> _Problem to work on_: All of the material below is to be restated word for word, apart from the pictures.

> _Information provided_:

......

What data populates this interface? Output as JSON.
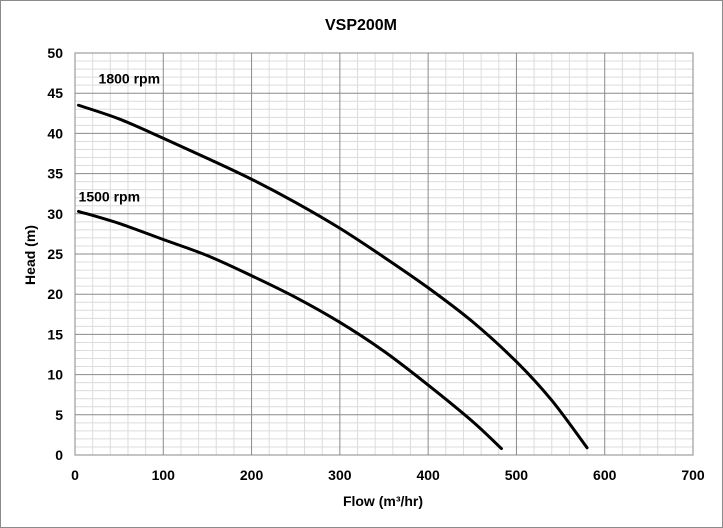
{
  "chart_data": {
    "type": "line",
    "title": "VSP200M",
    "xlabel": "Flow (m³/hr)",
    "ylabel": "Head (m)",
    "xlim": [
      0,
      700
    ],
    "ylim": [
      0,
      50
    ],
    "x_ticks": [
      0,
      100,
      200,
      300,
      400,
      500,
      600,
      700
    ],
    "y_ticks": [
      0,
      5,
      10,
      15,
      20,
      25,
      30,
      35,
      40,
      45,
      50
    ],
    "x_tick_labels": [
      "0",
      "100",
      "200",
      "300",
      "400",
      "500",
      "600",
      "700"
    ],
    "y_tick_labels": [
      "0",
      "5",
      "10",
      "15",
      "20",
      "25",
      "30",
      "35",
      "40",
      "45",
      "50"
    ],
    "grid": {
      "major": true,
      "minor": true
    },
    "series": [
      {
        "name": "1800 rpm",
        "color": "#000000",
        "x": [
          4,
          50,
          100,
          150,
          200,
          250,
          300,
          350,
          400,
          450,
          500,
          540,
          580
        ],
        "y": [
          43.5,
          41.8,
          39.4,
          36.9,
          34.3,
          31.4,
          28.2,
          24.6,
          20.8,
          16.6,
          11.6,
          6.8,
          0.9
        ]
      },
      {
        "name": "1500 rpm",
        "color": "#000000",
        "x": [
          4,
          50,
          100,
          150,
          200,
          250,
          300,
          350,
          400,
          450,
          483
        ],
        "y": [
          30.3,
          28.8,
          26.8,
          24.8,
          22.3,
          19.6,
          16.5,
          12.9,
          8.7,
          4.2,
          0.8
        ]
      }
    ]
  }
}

......

> _The result_:
What data populates this interface? Output as JSON.
{
  "chart_data": {
    "type": "line",
    "title": "VSP200M",
    "xlabel": "Flow (m³/hr)",
    "ylabel": "Head (m)",
    "xlim": [
      0,
      700
    ],
    "ylim": [
      0,
      50
    ],
    "x_ticks": [
      0,
      100,
      200,
      300,
      400,
      500,
      600,
      700
    ],
    "y_ticks": [
      0,
      5,
      10,
      15,
      20,
      25,
      30,
      35,
      40,
      45,
      50
    ],
    "x_tick_labels": [
      "0",
      "100",
      "200",
      "300",
      "400",
      "500",
      "600",
      "700"
    ],
    "y_tick_labels": [
      "0",
      "5",
      "10",
      "15",
      "20",
      "25",
      "30",
      "35",
      "40",
      "45",
      "50"
    ],
    "grid": {
      "major": true,
      "minor": true
    },
    "series": [
      {
        "name": "1800 rpm",
        "color": "#000000",
        "x": [
          4,
          50,
          100,
          150,
          200,
          250,
          300,
          350,
          400,
          450,
          500,
          540,
          580
        ],
        "y": [
          43.5,
          41.8,
          39.4,
          36.9,
          34.3,
          31.4,
          28.2,
          24.6,
          20.8,
          16.6,
          11.6,
          6.8,
          0.9
        ]
      },
      {
        "name": "1500 rpm",
        "color": "#000000",
        "x": [
          4,
          50,
          100,
          150,
          200,
          250,
          300,
          350,
          400,
          450,
          483
        ],
        "y": [
          30.3,
          28.8,
          26.8,
          24.8,
          22.3,
          19.6,
          16.5,
          12.9,
          8.7,
          4.2,
          0.8
        ]
      }
    ]
  }
}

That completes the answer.